Where a line contains the word "Πολώνιο", copy that line.

(Data entries)
· · ·

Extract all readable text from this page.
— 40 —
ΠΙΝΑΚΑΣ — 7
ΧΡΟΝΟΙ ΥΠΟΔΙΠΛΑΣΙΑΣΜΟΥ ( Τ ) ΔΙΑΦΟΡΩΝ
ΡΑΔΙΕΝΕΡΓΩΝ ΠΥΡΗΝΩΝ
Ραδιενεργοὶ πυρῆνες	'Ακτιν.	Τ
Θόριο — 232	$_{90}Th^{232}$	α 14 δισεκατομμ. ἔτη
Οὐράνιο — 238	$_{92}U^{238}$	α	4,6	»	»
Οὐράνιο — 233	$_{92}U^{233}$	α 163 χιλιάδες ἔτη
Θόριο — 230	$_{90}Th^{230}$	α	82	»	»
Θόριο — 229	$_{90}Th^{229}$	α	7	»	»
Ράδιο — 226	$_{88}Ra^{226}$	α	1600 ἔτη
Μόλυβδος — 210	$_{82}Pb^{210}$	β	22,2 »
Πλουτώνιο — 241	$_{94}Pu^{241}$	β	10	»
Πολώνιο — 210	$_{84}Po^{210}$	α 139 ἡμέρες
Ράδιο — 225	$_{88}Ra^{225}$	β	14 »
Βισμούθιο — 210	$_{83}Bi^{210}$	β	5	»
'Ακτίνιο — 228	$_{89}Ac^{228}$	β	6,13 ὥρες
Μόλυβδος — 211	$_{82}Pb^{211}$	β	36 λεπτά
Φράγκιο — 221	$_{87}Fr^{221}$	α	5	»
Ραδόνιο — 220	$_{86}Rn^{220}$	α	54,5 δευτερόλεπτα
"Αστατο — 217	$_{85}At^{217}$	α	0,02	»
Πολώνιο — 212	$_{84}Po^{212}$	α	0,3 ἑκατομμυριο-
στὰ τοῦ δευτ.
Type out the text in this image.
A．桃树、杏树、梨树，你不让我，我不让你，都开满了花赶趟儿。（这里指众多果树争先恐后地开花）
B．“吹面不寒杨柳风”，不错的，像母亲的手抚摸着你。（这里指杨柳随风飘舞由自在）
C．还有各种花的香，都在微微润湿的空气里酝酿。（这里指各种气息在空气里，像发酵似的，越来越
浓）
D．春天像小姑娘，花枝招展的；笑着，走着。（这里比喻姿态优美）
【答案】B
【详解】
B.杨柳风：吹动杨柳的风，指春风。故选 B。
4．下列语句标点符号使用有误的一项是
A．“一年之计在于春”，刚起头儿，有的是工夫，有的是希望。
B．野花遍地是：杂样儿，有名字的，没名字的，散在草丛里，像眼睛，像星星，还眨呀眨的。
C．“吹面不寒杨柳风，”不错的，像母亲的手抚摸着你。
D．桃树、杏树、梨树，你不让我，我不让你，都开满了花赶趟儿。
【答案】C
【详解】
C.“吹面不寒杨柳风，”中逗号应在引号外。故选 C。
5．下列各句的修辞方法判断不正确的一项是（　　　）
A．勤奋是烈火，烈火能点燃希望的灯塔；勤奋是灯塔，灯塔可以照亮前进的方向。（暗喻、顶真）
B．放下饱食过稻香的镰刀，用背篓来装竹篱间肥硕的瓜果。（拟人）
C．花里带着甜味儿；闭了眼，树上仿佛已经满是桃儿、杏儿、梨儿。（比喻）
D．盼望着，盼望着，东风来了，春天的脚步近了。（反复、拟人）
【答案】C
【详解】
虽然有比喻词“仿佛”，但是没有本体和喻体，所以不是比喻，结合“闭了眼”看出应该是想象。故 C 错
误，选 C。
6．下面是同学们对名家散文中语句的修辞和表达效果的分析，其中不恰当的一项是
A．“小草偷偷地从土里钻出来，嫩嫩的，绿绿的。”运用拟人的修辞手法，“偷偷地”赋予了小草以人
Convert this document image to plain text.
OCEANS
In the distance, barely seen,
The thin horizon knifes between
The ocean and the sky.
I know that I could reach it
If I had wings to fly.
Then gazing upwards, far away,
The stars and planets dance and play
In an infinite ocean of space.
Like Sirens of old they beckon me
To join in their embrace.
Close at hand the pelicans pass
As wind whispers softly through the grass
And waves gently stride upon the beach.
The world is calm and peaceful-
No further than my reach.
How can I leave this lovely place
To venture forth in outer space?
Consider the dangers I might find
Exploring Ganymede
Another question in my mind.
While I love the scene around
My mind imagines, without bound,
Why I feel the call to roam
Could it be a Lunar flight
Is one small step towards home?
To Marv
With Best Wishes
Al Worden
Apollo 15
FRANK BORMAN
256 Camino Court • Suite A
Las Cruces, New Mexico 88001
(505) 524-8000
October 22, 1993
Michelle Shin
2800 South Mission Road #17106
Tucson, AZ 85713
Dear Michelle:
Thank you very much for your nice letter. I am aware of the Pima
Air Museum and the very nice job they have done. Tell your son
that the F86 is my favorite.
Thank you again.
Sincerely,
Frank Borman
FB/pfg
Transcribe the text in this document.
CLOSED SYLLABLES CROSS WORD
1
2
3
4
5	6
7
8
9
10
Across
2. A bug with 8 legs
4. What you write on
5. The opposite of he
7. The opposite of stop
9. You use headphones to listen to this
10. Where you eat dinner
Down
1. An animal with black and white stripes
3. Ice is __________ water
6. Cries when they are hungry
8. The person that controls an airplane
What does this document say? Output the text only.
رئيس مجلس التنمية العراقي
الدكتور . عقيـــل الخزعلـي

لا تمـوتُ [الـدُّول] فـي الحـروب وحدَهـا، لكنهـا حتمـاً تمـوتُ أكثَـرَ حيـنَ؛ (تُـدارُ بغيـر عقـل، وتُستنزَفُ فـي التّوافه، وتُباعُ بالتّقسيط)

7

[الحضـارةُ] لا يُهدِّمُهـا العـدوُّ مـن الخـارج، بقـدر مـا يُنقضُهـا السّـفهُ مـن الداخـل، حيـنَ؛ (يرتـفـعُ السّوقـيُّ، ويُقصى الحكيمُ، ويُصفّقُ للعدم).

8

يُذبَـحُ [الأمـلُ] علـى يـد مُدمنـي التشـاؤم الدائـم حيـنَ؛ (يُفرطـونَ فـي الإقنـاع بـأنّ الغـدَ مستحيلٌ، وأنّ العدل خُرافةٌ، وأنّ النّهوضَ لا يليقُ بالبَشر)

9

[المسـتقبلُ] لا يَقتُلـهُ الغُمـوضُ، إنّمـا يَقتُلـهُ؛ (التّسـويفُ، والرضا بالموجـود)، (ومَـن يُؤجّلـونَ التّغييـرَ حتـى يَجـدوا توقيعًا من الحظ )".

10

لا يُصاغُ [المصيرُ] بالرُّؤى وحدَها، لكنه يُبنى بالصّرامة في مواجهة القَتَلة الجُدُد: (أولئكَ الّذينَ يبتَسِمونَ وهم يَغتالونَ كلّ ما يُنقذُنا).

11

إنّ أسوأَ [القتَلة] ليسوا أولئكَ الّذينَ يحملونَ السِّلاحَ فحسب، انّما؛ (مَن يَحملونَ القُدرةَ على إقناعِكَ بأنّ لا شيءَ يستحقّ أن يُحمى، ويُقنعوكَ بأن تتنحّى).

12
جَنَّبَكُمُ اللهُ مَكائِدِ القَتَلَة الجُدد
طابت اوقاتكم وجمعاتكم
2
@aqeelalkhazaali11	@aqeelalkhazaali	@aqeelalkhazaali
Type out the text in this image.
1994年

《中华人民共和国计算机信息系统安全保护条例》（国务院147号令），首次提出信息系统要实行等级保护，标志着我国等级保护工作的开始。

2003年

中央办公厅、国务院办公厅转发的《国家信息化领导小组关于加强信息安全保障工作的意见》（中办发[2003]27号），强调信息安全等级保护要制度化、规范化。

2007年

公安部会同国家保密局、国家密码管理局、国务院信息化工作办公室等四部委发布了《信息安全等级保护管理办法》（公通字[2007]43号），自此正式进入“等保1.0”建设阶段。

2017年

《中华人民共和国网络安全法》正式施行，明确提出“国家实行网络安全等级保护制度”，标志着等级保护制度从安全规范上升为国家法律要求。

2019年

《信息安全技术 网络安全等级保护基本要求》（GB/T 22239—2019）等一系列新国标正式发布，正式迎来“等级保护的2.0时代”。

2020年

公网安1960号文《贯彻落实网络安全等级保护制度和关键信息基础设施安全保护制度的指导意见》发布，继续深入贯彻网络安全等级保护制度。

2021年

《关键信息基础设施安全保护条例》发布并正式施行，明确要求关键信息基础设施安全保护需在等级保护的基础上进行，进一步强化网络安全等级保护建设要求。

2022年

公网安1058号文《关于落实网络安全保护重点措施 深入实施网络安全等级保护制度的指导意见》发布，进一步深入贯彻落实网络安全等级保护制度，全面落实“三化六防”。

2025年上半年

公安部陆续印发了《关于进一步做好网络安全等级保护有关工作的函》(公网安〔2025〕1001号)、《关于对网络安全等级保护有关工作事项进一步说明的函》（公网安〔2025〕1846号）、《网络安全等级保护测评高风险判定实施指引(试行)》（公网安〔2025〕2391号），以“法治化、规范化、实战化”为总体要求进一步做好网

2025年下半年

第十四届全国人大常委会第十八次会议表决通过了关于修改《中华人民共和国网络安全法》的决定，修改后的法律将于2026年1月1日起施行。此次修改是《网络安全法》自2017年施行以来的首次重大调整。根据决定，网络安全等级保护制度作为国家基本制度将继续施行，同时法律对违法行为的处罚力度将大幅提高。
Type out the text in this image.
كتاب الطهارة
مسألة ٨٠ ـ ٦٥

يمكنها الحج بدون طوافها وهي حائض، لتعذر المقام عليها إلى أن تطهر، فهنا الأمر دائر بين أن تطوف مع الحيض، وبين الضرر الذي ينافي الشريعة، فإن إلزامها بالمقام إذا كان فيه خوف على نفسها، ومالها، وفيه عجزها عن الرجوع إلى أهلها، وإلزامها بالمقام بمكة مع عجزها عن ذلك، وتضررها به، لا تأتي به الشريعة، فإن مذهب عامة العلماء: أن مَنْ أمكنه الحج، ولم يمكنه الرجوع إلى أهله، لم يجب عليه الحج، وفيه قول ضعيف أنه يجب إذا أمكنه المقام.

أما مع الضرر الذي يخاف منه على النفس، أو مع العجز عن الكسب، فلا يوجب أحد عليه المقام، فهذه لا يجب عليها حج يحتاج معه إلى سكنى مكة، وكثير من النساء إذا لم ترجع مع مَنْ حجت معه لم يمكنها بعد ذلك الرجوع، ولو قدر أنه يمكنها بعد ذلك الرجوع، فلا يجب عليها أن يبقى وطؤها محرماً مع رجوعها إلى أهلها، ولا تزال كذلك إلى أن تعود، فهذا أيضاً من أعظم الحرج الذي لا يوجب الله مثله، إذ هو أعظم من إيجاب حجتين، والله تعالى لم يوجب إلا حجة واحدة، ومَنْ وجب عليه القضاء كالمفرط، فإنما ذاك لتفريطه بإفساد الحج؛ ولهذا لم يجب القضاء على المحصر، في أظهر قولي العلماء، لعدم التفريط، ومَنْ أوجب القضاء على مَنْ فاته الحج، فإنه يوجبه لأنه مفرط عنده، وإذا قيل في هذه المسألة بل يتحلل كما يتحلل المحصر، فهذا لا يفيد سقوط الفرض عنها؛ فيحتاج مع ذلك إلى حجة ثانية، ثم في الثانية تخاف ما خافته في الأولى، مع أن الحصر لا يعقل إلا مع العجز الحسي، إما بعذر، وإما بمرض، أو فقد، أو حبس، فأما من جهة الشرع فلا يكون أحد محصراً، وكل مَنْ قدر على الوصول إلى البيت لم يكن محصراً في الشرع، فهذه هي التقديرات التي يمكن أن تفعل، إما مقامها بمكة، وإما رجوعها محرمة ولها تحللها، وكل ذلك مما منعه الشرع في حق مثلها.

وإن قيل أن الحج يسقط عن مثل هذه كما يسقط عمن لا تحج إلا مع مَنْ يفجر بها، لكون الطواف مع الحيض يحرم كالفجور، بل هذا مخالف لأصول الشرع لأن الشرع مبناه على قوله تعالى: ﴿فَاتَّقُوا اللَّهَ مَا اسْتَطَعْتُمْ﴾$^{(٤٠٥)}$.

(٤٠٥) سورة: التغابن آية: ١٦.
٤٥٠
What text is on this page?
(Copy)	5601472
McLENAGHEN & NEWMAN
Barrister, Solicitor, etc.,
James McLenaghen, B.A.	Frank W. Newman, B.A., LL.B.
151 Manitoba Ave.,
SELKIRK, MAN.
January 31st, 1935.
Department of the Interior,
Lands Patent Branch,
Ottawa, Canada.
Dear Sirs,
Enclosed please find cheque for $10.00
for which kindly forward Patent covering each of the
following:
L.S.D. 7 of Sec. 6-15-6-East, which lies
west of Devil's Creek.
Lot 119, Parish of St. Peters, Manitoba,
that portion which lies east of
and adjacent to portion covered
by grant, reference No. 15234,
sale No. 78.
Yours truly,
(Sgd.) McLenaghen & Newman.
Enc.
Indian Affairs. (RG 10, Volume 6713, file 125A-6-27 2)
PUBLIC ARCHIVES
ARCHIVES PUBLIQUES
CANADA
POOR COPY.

· · ·

→ Answer:
Πολώνιο — 210	$_{84}Po^{210}$	α 139 ἡμέρες
Πολώνιο — 212	$_{84}Po^{212}$	α	0,3 ἑκατομμυριο-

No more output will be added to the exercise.